══ Dataset entries ══

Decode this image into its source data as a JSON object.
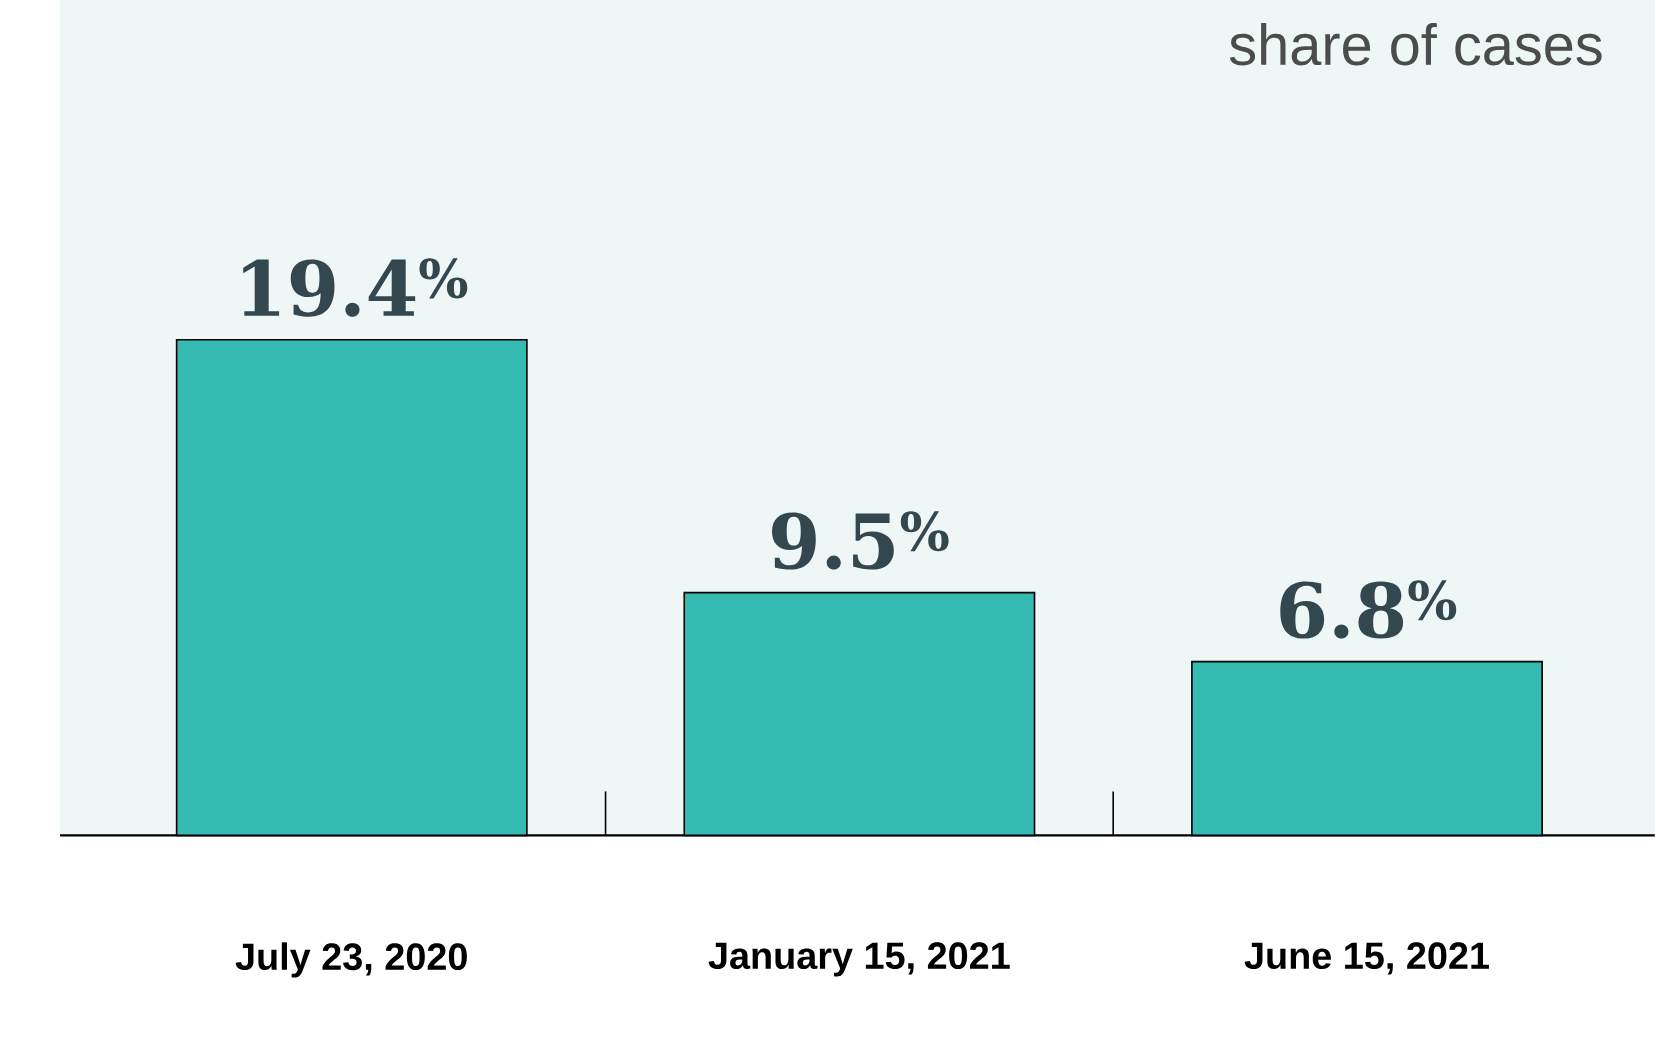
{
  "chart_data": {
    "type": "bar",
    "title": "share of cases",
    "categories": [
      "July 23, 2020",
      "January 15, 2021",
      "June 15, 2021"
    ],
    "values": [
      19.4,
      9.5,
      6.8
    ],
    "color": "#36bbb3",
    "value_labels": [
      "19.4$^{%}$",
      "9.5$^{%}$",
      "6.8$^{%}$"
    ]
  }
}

═══

▶ Your instructions
Repeat the records above verbatim, with no pictures in the result.

▶ Answer to the exercise
Decode this image into its source data as a JSON object.
{
  "chart_data": {
    "type": "bar",
    "title": "share of cases",
    "categories": [
      "July 23, 2020",
      "January 15, 2021",
      "June 15, 2021"
    ],
    "values": [
      19.4,
      9.5,
      6.8
    ],
    "color": "#36bbb3",
    "value_labels": [
      "19.4$^{%}$",
      "9.5$^{%}$",
      "6.8$^{%}$"
    ]
  }
}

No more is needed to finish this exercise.